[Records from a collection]

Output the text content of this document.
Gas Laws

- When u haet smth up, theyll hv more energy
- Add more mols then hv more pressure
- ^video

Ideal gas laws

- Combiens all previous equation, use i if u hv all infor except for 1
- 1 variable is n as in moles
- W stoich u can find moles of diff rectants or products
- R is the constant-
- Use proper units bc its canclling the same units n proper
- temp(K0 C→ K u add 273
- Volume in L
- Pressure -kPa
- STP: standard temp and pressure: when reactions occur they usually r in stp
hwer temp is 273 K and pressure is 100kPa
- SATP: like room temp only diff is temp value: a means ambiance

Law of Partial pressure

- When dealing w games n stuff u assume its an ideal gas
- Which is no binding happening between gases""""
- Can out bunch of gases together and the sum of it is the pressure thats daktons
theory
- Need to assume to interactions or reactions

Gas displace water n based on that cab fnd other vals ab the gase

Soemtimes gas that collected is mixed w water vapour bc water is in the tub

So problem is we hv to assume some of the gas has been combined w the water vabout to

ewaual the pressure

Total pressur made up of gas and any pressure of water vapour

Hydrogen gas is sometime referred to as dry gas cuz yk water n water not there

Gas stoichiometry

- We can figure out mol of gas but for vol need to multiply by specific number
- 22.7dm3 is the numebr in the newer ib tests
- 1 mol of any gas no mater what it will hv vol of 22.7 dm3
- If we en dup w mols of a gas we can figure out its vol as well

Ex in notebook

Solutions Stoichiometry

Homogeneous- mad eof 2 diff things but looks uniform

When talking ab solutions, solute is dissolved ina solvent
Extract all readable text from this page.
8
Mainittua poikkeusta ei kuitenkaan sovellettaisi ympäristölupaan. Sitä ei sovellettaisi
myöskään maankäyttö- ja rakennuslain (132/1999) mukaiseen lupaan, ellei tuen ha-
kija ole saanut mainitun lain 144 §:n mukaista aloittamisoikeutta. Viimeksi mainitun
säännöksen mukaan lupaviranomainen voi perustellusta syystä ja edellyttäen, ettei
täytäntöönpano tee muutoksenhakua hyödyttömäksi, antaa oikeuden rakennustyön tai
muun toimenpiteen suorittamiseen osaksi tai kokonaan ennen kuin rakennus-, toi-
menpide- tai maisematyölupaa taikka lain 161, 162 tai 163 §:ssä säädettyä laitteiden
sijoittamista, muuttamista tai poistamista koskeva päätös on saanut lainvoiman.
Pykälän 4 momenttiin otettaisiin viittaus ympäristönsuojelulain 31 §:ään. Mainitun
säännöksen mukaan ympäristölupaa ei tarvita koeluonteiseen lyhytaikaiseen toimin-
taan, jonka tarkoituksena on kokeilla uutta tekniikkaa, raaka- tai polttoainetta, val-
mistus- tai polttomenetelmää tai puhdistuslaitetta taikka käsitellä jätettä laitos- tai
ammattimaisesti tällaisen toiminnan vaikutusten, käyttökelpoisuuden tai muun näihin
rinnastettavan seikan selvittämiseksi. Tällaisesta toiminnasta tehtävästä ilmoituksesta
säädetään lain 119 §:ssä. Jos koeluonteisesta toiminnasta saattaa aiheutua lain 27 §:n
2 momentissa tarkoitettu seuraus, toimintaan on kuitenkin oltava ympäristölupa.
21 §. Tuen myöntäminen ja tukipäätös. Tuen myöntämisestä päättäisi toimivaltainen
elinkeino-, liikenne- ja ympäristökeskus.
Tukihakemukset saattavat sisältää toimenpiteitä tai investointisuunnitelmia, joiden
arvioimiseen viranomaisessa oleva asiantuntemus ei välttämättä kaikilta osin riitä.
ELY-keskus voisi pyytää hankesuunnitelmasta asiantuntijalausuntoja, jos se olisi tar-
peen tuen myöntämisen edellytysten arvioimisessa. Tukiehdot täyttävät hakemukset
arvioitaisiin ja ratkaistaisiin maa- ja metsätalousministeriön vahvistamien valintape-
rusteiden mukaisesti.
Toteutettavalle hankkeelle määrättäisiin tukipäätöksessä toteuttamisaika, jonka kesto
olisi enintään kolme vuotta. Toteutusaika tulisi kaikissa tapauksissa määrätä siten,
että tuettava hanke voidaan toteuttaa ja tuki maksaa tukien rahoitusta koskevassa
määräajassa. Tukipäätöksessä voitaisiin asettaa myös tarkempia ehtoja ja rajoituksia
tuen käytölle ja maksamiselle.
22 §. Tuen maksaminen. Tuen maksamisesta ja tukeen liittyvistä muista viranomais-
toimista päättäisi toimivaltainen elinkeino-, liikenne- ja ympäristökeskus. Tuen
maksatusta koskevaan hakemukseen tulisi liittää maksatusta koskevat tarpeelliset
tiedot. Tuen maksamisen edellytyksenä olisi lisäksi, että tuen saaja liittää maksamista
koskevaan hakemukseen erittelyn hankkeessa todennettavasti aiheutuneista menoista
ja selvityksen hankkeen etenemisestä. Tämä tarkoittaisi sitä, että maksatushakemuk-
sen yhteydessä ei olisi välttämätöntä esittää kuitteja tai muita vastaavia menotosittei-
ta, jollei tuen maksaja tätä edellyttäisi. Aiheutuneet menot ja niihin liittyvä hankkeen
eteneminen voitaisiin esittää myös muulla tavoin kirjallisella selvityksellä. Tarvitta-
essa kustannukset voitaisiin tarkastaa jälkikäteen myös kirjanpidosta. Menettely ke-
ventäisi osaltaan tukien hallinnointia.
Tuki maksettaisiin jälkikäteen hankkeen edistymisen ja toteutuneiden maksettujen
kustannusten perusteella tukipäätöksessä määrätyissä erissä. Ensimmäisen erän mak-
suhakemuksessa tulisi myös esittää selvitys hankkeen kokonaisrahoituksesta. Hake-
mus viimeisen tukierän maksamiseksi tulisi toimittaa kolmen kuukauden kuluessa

To be done: Reproduce each entry word for word.

Result of this task:
Output the text content of this document.
Gas Laws

- When u haet smth up, theyll hv more energy
- Add more mols then hv more pressure
- ^video

Ideal gas laws

- Combiens all previous equation, use i if u hv all infor except for 1
- 1 variable is n as in moles
- W stoich u can find moles of diff rectants or products
- R is the constant-
- Use proper units bc its canclling the same units n proper
- temp(K0 C→ K u add 273
- Volume in L
- Pressure -kPa
- STP: standard temp and pressure: when reactions occur they usually r in stp
hwer temp is 273 K and pressure is 100kPa
- SATP: like room temp only diff is temp value: a means ambiance

Law of Partial pressure

- When dealing w games n stuff u assume its an ideal gas
- Which is no binding happening between gases""""
- Can out bunch of gases together and the sum of it is the pressure thats daktons
theory
- Need to assume to interactions or reactions

Gas displace water n based on that cab fnd other vals ab the gase

Soemtimes gas that collected is mixed w water vapour bc water is in the tub

So problem is we hv to assume some of the gas has been combined w the water vabout to

ewaual the pressure

Total pressur made up of gas and any pressure of water vapour

Hydrogen gas is sometime referred to as dry gas cuz yk water n water not there

Gas stoichiometry

- We can figure out mol of gas but for vol need to multiply by specific number
- 22.7dm3 is the numebr in the newer ib tests
- 1 mol of any gas no mater what it will hv vol of 22.7 dm3
- If we en dup w mols of a gas we can figure out its vol as well

Ex in notebook

Solutions Stoichiometry

Homogeneous- mad eof 2 diff things but looks uniform

When talking ab solutions, solute is dissolved ina solvent
Extract all readable text from this page.
8
Mainittua poikkeusta ei kuitenkaan sovellettaisi ympäristölupaan. Sitä ei sovellettaisi
myöskään maankäyttö- ja rakennuslain (132/1999) mukaiseen lupaan, ellei tuen ha-
kija ole saanut mainitun lain 144 §:n mukaista aloittamisoikeutta. Viimeksi mainitun
säännöksen mukaan lupaviranomainen voi perustellusta syystä ja edellyttäen, ettei
täytäntöönpano tee muutoksenhakua hyödyttömäksi, antaa oikeuden rakennustyön tai
muun toimenpiteen suorittamiseen osaksi tai kokonaan ennen kuin rakennus-, toi-
menpide- tai maisematyölupaa taikka lain 161, 162 tai 163 §:ssä säädettyä laitteiden
sijoittamista, muuttamista tai poistamista koskeva päätös on saanut lainvoiman.
Pykälän 4 momenttiin otettaisiin viittaus ympäristönsuojelulain 31 §:ään. Mainitun
säännöksen mukaan ympäristölupaa ei tarvita koeluonteiseen lyhytaikaiseen toimin-
taan, jonka tarkoituksena on kokeilla uutta tekniikkaa, raaka- tai polttoainetta, val-
mistus- tai polttomenetelmää tai puhdistuslaitetta taikka käsitellä jätettä laitos- tai
ammattimaisesti tällaisen toiminnan vaikutusten, käyttökelpoisuuden tai muun näihin
rinnastettavan seikan selvittämiseksi. Tällaisesta toiminnasta tehtävästä ilmoituksesta
säädetään lain 119 §:ssä. Jos koeluonteisesta toiminnasta saattaa aiheutua lain 27 §:n
2 momentissa tarkoitettu seuraus, toimintaan on kuitenkin oltava ympäristölupa.
21 §. Tuen myöntäminen ja tukipäätös. Tuen myöntämisestä päättäisi toimivaltainen
elinkeino-, liikenne- ja ympäristökeskus.
Tukihakemukset saattavat sisältää toimenpiteitä tai investointisuunnitelmia, joiden
arvioimiseen viranomaisessa oleva asiantuntemus ei välttämättä kaikilta osin riitä.
ELY-keskus voisi pyytää hankesuunnitelmasta asiantuntijalausuntoja, jos se olisi tar-
peen tuen myöntämisen edellytysten arvioimisessa. Tukiehdot täyttävät hakemukset
arvioitaisiin ja ratkaistaisiin maa- ja metsätalousministeriön vahvistamien valintape-
rusteiden mukaisesti.
Toteutettavalle hankkeelle määrättäisiin tukipäätöksessä toteuttamisaika, jonka kesto
olisi enintään kolme vuotta. Toteutusaika tulisi kaikissa tapauksissa määrätä siten,
että tuettava hanke voidaan toteuttaa ja tuki maksaa tukien rahoitusta koskevassa
määräajassa. Tukipäätöksessä voitaisiin asettaa myös tarkempia ehtoja ja rajoituksia
tuen käytölle ja maksamiselle.
22 §. Tuen maksaminen. Tuen maksamisesta ja tukeen liittyvistä muista viranomais-
toimista päättäisi toimivaltainen elinkeino-, liikenne- ja ympäristökeskus. Tuen
maksatusta koskevaan hakemukseen tulisi liittää maksatusta koskevat tarpeelliset
tiedot. Tuen maksamisen edellytyksenä olisi lisäksi, että tuen saaja liittää maksamista
koskevaan hakemukseen erittelyn hankkeessa todennettavasti aiheutuneista menoista
ja selvityksen hankkeen etenemisestä. Tämä tarkoittaisi sitä, että maksatushakemuk-
sen yhteydessä ei olisi välttämätöntä esittää kuitteja tai muita vastaavia menotosittei-
ta, jollei tuen maksaja tätä edellyttäisi. Aiheutuneet menot ja niihin liittyvä hankkeen
eteneminen voitaisiin esittää myös muulla tavoin kirjallisella selvityksellä. Tarvitta-
essa kustannukset voitaisiin tarkastaa jälkikäteen myös kirjanpidosta. Menettely ke-
ventäisi osaltaan tukien hallinnointia.
Tuki maksettaisiin jälkikäteen hankkeen edistymisen ja toteutuneiden maksettujen
kustannusten perusteella tukipäätöksessä määrätyissä erissä. Ensimmäisen erän mak-
suhakemuksessa tulisi myös esittää selvitys hankkeen kokonaisrahoituksesta. Hake-
mus viimeisen tukierän maksamiseksi tulisi toimittaa kolmen kuukauden kuluessa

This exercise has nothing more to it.